## EXTRACTED MATERIAL
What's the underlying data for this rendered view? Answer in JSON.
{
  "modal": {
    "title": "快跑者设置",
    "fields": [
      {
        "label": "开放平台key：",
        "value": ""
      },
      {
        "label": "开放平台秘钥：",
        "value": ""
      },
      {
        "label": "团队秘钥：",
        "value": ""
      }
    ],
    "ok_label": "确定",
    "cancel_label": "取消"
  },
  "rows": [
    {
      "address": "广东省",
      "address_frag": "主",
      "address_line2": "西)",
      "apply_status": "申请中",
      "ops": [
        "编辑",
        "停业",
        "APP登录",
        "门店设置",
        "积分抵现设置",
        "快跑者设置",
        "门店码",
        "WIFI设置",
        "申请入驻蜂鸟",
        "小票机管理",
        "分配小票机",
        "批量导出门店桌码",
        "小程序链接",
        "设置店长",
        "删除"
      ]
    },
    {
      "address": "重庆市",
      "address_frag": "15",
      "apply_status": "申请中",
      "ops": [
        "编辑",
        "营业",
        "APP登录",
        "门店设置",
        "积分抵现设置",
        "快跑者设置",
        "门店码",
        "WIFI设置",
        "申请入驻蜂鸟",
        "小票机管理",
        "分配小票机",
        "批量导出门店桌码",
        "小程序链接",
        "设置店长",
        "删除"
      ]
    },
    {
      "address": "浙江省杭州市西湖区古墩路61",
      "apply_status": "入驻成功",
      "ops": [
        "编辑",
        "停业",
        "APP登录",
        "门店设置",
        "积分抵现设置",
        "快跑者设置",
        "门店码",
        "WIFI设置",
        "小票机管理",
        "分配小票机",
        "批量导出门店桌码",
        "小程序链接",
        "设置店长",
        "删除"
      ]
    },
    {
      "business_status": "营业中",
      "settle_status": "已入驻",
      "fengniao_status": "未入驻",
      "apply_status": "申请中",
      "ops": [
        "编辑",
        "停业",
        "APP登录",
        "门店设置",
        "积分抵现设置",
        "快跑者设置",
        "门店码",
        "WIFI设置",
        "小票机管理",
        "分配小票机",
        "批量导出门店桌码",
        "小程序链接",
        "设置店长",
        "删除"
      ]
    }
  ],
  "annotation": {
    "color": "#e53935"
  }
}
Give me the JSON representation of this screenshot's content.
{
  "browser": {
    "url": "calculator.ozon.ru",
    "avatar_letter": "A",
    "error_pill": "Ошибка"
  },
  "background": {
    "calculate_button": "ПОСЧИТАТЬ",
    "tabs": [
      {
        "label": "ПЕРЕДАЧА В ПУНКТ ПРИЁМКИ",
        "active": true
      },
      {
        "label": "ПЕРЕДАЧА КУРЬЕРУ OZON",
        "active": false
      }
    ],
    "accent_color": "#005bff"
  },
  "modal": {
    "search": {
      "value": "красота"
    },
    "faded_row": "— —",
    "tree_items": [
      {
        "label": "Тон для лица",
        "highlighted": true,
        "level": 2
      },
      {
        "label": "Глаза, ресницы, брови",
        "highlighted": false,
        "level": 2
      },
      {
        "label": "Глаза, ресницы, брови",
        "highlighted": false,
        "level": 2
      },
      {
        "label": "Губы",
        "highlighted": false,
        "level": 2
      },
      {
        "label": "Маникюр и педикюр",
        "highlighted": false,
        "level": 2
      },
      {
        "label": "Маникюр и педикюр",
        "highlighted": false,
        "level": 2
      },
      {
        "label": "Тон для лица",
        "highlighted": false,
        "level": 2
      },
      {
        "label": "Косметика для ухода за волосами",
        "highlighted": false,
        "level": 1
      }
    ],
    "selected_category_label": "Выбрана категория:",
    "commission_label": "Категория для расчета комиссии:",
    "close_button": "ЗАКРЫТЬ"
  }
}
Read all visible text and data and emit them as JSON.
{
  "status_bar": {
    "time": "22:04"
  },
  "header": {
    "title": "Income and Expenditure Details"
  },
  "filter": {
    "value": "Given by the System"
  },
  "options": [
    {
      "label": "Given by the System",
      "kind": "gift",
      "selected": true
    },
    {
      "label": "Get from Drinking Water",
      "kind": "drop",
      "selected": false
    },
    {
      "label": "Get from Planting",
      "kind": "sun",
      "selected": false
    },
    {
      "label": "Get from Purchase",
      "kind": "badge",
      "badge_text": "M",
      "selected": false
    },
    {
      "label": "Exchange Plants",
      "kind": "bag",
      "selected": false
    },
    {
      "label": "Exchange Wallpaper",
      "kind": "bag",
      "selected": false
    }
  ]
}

## SET EXERCISE
Reproduce every record above exactly as it appears.

## CORRECT OUTPUT
What's the underlying data for this rendered view? Answer in JSON.
{
  "modal": {
    "title": "快跑者设置",
    "fields": [
      {
        "label": "开放平台key：",
        "value": ""
      },
      {
        "label": "开放平台秘钥：",
        "value": ""
      },
      {
        "label": "团队秘钥：",
        "value": ""
      }
    ],
    "ok_label": "确定",
    "cancel_label": "取消"
  },
  "rows": [
    {
      "address": "广东省",
      "address_frag": "主",
      "address_line2": "西)",
      "apply_status": "申请中",
      "ops": [
        "编辑",
        "停业",
        "APP登录",
        "门店设置",
        "积分抵现设置",
        "快跑者设置",
        "门店码",
        "WIFI设置",
        "申请入驻蜂鸟",
        "小票机管理",
        "分配小票机",
        "批量导出门店桌码",
        "小程序链接",
        "设置店长",
        "删除"
      ]
    },
    {
      "address": "重庆市",
      "address_frag": "15",
      "apply_status": "申请中",
      "ops": [
        "编辑",
        "营业",
        "APP登录",
        "门店设置",
        "积分抵现设置",
        "快跑者设置",
        "门店码",
        "WIFI设置",
        "申请入驻蜂鸟",
        "小票机管理",
        "分配小票机",
        "批量导出门店桌码",
        "小程序链接",
        "设置店长",
        "删除"
      ]
    },
    {
      "address": "浙江省杭州市西湖区古墩路61",
      "apply_status": "入驻成功",
      "ops": [
        "编辑",
        "停业",
        "APP登录",
        "门店设置",
        "积分抵现设置",
        "快跑者设置",
        "门店码",
        "WIFI设置",
        "小票机管理",
        "分配小票机",
        "批量导出门店桌码",
        "小程序链接",
        "设置店长",
        "删除"
      ]
    },
    {
      "business_status": "营业中",
      "settle_status": "已入驻",
      "fengniao_status": "未入驻",
      "apply_status": "申请中",
      "ops": [
        "编辑",
        "停业",
        "APP登录",
        "门店设置",
        "积分抵现设置",
        "快跑者设置",
        "门店码",
        "WIFI设置",
        "小票机管理",
        "分配小票机",
        "批量导出门店桌码",
        "小程序链接",
        "设置店长",
        "删除"
      ]
    }
  ],
  "annotation": {
    "color": "#e53935"
  }
}
Give me the JSON representation of this screenshot's content.
{
  "browser": {
    "url": "calculator.ozon.ru",
    "avatar_letter": "A",
    "error_pill": "Ошибка"
  },
  "background": {
    "calculate_button": "ПОСЧИТАТЬ",
    "tabs": [
      {
        "label": "ПЕРЕДАЧА В ПУНКТ ПРИЁМКИ",
        "active": true
      },
      {
        "label": "ПЕРЕДАЧА КУРЬЕРУ OZON",
        "active": false
      }
    ],
    "accent_color": "#005bff"
  },
  "modal": {
    "search": {
      "value": "красота"
    },
    "faded_row": "— —",
    "tree_items": [
      {
        "label": "Тон для лица",
        "highlighted": true,
        "level": 2
      },
      {
        "label": "Глаза, ресницы, брови",
        "highlighted": false,
        "level": 2
      },
      {
        "label": "Глаза, ресницы, брови",
        "highlighted": false,
        "level": 2
      },
      {
        "label": "Губы",
        "highlighted": false,
        "level": 2
      },
      {
        "label": "Маникюр и педикюр",
        "highlighted": false,
        "level": 2
      },
      {
        "label": "Маникюр и педикюр",
        "highlighted": false,
        "level": 2
      },
      {
        "label": "Тон для лица",
        "highlighted": false,
        "level": 2
      },
      {
        "label": "Косметика для ухода за волосами",
        "highlighted": false,
        "level": 1
      }
    ],
    "selected_category_label": "Выбрана категория:",
    "commission_label": "Категория для расчета комиссии:",
    "close_button": "ЗАКРЫТЬ"
  }
}
Read all visible text and data and emit them as JSON.
{
  "status_bar": {
    "time": "22:04"
  },
  "header": {
    "title": "Income and Expenditure Details"
  },
  "filter": {
    "value": "Given by the System"
  },
  "options": [
    {
      "label": "Given by the System",
      "kind": "gift",
      "selected": true
    },
    {
      "label": "Get from Drinking Water",
      "kind": "drop",
      "selected": false
    },
    {
      "label": "Get from Planting",
      "kind": "sun",
      "selected": false
    },
    {
      "label": "Get from Purchase",
      "kind": "badge",
      "badge_text": "M",
      "selected": false
    },
    {
      "label": "Exchange Plants",
      "kind": "bag",
      "selected": false
    },
    {
      "label": "Exchange Wallpaper",
      "kind": "bag",
      "selected": false
    }
  ]
}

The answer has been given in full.